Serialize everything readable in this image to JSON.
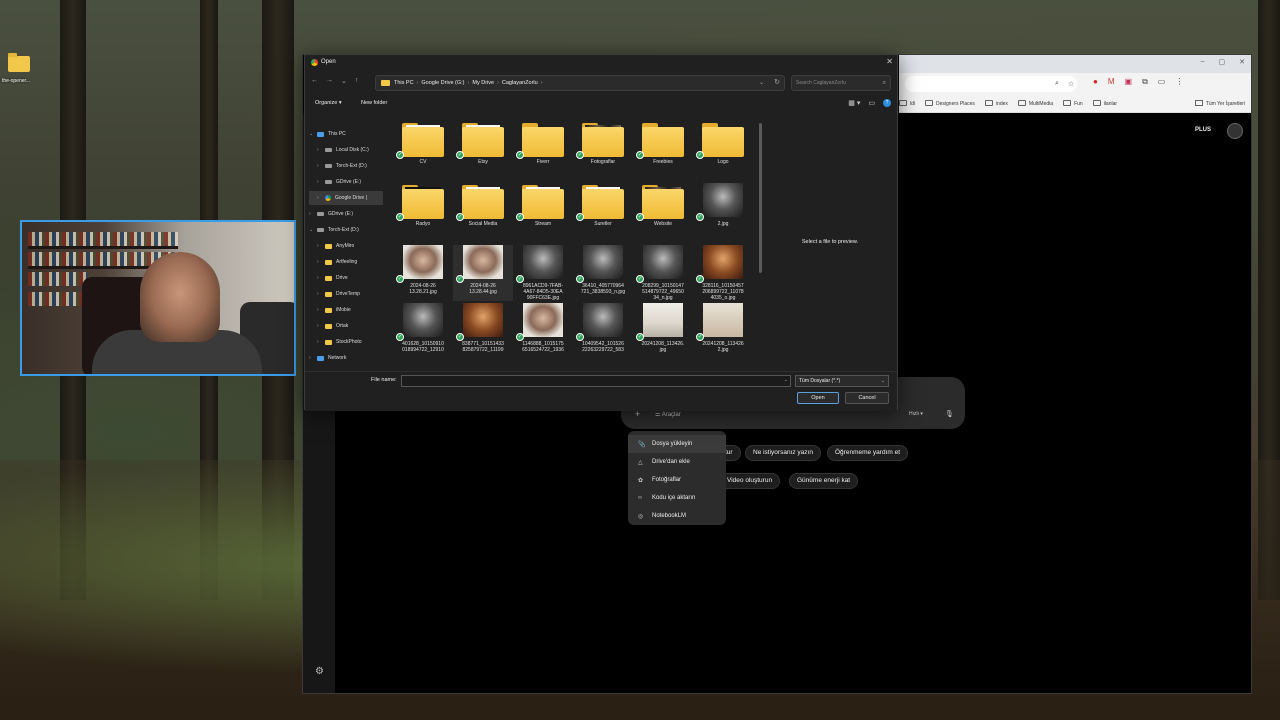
{
  "desktop": {
    "icon_label": "the-opener..."
  },
  "dialog": {
    "title": "Open",
    "breadcrumb": [
      "This PC",
      "Google Drive (G:)",
      "My Drive",
      "CaglayanZorlu"
    ],
    "search_placeholder": "Search CaglayanZorlu",
    "organize_label": "Organize ▾",
    "new_folder_label": "New folder",
    "tree": [
      {
        "label": "This PC",
        "icon": "pc",
        "level": 0,
        "expanded": true
      },
      {
        "label": "Local Disk (C:)",
        "icon": "disk",
        "level": 1
      },
      {
        "label": "Torch-Ext (D:)",
        "icon": "disk",
        "level": 1
      },
      {
        "label": "GDrive (E:)",
        "icon": "disk",
        "level": 1
      },
      {
        "label": "Google Drive (",
        "icon": "gdrive",
        "level": 1,
        "selected": true
      },
      {
        "label": "GDrive (E:)",
        "icon": "disk",
        "level": 0
      },
      {
        "label": "Torch-Ext (D:)",
        "icon": "disk",
        "level": 0,
        "expanded": true
      },
      {
        "label": "AnyMiro",
        "icon": "folder",
        "level": 1
      },
      {
        "label": "Artfeeling",
        "icon": "folder",
        "level": 1
      },
      {
        "label": "Drive",
        "icon": "folder",
        "level": 1
      },
      {
        "label": "DriveTemp",
        "icon": "folder",
        "level": 1
      },
      {
        "label": "iMobie",
        "icon": "folder",
        "level": 1
      },
      {
        "label": "Ortak",
        "icon": "folder",
        "level": 1
      },
      {
        "label": "StockPhoto",
        "icon": "folder",
        "level": 1
      },
      {
        "label": "Network",
        "icon": "net",
        "level": 0
      }
    ],
    "items": [
      {
        "label": "CV",
        "kind": "folder",
        "variant": "paper"
      },
      {
        "label": "Etsy",
        "kind": "folder",
        "variant": "paper"
      },
      {
        "label": "Fiverr",
        "kind": "folder",
        "variant": "plain"
      },
      {
        "label": "Fotograflar",
        "kind": "folder",
        "variant": "photo"
      },
      {
        "label": "Freebies",
        "kind": "folder",
        "variant": "plain"
      },
      {
        "label": "Logo",
        "kind": "folder",
        "variant": "plain"
      },
      {
        "label": "Radyo",
        "kind": "folder",
        "variant": "dark"
      },
      {
        "label": "Social Media",
        "kind": "folder",
        "variant": "paper"
      },
      {
        "label": "Stream",
        "kind": "folder",
        "variant": "paper"
      },
      {
        "label": "Suretler",
        "kind": "folder",
        "variant": "paper"
      },
      {
        "label": "Website",
        "kind": "folder",
        "variant": "photo"
      },
      {
        "label": "2.jpg",
        "kind": "photo",
        "variant": "bw"
      },
      {
        "label": "2024-08-26\n13.28.21.jpg",
        "kind": "photo",
        "variant": "face"
      },
      {
        "label": "2024-08-26\n13.28.44.jpg",
        "kind": "photo",
        "variant": "face",
        "hover": true
      },
      {
        "label": "8961ACD9-7FAB-\n4A67-84D5-30EA\n90FFC63E.jpg",
        "kind": "photo",
        "variant": "bw"
      },
      {
        "label": "36410_405770964\n721_3838593_n.jpg",
        "kind": "photo",
        "variant": "bw"
      },
      {
        "label": "208299_10150147\n514879722_49650\n34_n.jpg",
        "kind": "photo",
        "variant": "bw"
      },
      {
        "label": "328116_10150457\n206899722_11078\n4035_o.jpg",
        "kind": "photo",
        "variant": "warm"
      },
      {
        "label": "401628_10150910\n018994722_12910",
        "kind": "photo",
        "variant": "bw"
      },
      {
        "label": "838771_10151433\n825879722_11199",
        "kind": "photo",
        "variant": "warm"
      },
      {
        "label": "1146888_1015175\n6516524722_1936",
        "kind": "photo",
        "variant": "face"
      },
      {
        "label": "10409542_101526\n22263229722_583",
        "kind": "photo",
        "variant": "bw"
      },
      {
        "label": "20241208_113426.\njpg",
        "kind": "photo",
        "variant": "doc"
      },
      {
        "label": "20241208_113426\n2.jpg",
        "kind": "photo",
        "variant": "card"
      }
    ],
    "preview_text": "Select a file to preview.",
    "file_name_label": "File name:",
    "file_name_value": "",
    "file_type": "Tüm Dosyalar (*.*)",
    "open_label": "Open",
    "cancel_label": "Cancel"
  },
  "browser": {
    "bookmarks": [
      "ldi",
      "Designers Places",
      "index",
      "MultiMedia",
      "Fun",
      "ilanlar"
    ],
    "bookmarks_right": "Tüm Yer İşaretleri",
    "plus_badge": "PLUS",
    "compose": {
      "tools_label": "Araçlar",
      "speed_label": "Hızlı ▾"
    },
    "chips": [
      {
        "label": "tur",
        "partial": true
      },
      {
        "label": "Ne istiyorsanız yazın"
      },
      {
        "label": "Öğrenmeme yardım et"
      },
      {
        "label": "Video oluşturun"
      },
      {
        "label": "Günüme enerji kat"
      }
    ],
    "menu": [
      {
        "label": "Dosya yükleyin",
        "icon": "📎"
      },
      {
        "label": "Drive'dan ekle",
        "icon": "△"
      },
      {
        "label": "Fotoğraflar",
        "icon": "✿"
      },
      {
        "label": "Kodu içe aktarın",
        "icon": "‹›"
      },
      {
        "label": "NotebookLM",
        "icon": "◎"
      }
    ]
  }
}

- _Objective_:
The records above are to be reproduced exactly; the pictures are to be left out.

- _Solution to this exercise_:
Serialize everything readable in this image to JSON.
{
  "desktop": {
    "icon_label": "the-opener..."
  },
  "dialog": {
    "title": "Open",
    "breadcrumb": [
      "This PC",
      "Google Drive (G:)",
      "My Drive",
      "CaglayanZorlu"
    ],
    "search_placeholder": "Search CaglayanZorlu",
    "organize_label": "Organize ▾",
    "new_folder_label": "New folder",
    "tree": [
      {
        "label": "This PC",
        "icon": "pc",
        "level": 0,
        "expanded": true
      },
      {
        "label": "Local Disk (C:)",
        "icon": "disk",
        "level": 1
      },
      {
        "label": "Torch-Ext (D:)",
        "icon": "disk",
        "level": 1
      },
      {
        "label": "GDrive (E:)",
        "icon": "disk",
        "level": 1
      },
      {
        "label": "Google Drive (",
        "icon": "gdrive",
        "level": 1,
        "selected": true
      },
      {
        "label": "GDrive (E:)",
        "icon": "disk",
        "level": 0
      },
      {
        "label": "Torch-Ext (D:)",
        "icon": "disk",
        "level": 0,
        "expanded": true
      },
      {
        "label": "AnyMiro",
        "icon": "folder",
        "level": 1
      },
      {
        "label": "Artfeeling",
        "icon": "folder",
        "level": 1
      },
      {
        "label": "Drive",
        "icon": "folder",
        "level": 1
      },
      {
        "label": "DriveTemp",
        "icon": "folder",
        "level": 1
      },
      {
        "label": "iMobie",
        "icon": "folder",
        "level": 1
      },
      {
        "label": "Ortak",
        "icon": "folder",
        "level": 1
      },
      {
        "label": "StockPhoto",
        "icon": "folder",
        "level": 1
      },
      {
        "label": "Network",
        "icon": "net",
        "level": 0
      }
    ],
    "items": [
      {
        "label": "CV",
        "kind": "folder",
        "variant": "paper"
      },
      {
        "label": "Etsy",
        "kind": "folder",
        "variant": "paper"
      },
      {
        "label": "Fiverr",
        "kind": "folder",
        "variant": "plain"
      },
      {
        "label": "Fotograflar",
        "kind": "folder",
        "variant": "photo"
      },
      {
        "label": "Freebies",
        "kind": "folder",
        "variant": "plain"
      },
      {
        "label": "Logo",
        "kind": "folder",
        "variant": "plain"
      },
      {
        "label": "Radyo",
        "kind": "folder",
        "variant": "dark"
      },
      {
        "label": "Social Media",
        "kind": "folder",
        "variant": "paper"
      },
      {
        "label": "Stream",
        "kind": "folder",
        "variant": "paper"
      },
      {
        "label": "Suretler",
        "kind": "folder",
        "variant": "paper"
      },
      {
        "label": "Website",
        "kind": "folder",
        "variant": "photo"
      },
      {
        "label": "2.jpg",
        "kind": "photo",
        "variant": "bw"
      },
      {
        "label": "2024-08-26\n13.28.21.jpg",
        "kind": "photo",
        "variant": "face"
      },
      {
        "label": "2024-08-26\n13.28.44.jpg",
        "kind": "photo",
        "variant": "face",
        "hover": true
      },
      {
        "label": "8961ACD9-7FAB-\n4A67-84D5-30EA\n90FFC63E.jpg",
        "kind": "photo",
        "variant": "bw"
      },
      {
        "label": "36410_405770964\n721_3838593_n.jpg",
        "kind": "photo",
        "variant": "bw"
      },
      {
        "label": "208299_10150147\n514879722_49650\n34_n.jpg",
        "kind": "photo",
        "variant": "bw"
      },
      {
        "label": "328116_10150457\n206899722_11078\n4035_o.jpg",
        "kind": "photo",
        "variant": "warm"
      },
      {
        "label": "401628_10150910\n018994722_12910",
        "kind": "photo",
        "variant": "bw"
      },
      {
        "label": "838771_10151433\n825879722_11199",
        "kind": "photo",
        "variant": "warm"
      },
      {
        "label": "1146888_1015175\n6516524722_1936",
        "kind": "photo",
        "variant": "face"
      },
      {
        "label": "10409542_101526\n22263229722_583",
        "kind": "photo",
        "variant": "bw"
      },
      {
        "label": "20241208_113426.\njpg",
        "kind": "photo",
        "variant": "doc"
      },
      {
        "label": "20241208_113426\n2.jpg",
        "kind": "photo",
        "variant": "card"
      }
    ],
    "preview_text": "Select a file to preview.",
    "file_name_label": "File name:",
    "file_name_value": "",
    "file_type": "Tüm Dosyalar (*.*)",
    "open_label": "Open",
    "cancel_label": "Cancel"
  },
  "browser": {
    "bookmarks": [
      "ldi",
      "Designers Places",
      "index",
      "MultiMedia",
      "Fun",
      "ilanlar"
    ],
    "bookmarks_right": "Tüm Yer İşaretleri",
    "plus_badge": "PLUS",
    "compose": {
      "tools_label": "Araçlar",
      "speed_label": "Hızlı ▾"
    },
    "chips": [
      {
        "label": "tur",
        "partial": true
      },
      {
        "label": "Ne istiyorsanız yazın"
      },
      {
        "label": "Öğrenmeme yardım et"
      },
      {
        "label": "Video oluşturun"
      },
      {
        "label": "Günüme enerji kat"
      }
    ],
    "menu": [
      {
        "label": "Dosya yükleyin",
        "icon": "📎"
      },
      {
        "label": "Drive'dan ekle",
        "icon": "△"
      },
      {
        "label": "Fotoğraflar",
        "icon": "✿"
      },
      {
        "label": "Kodu içe aktarın",
        "icon": "‹›"
      },
      {
        "label": "NotebookLM",
        "icon": "◎"
      }
    ]
  }
}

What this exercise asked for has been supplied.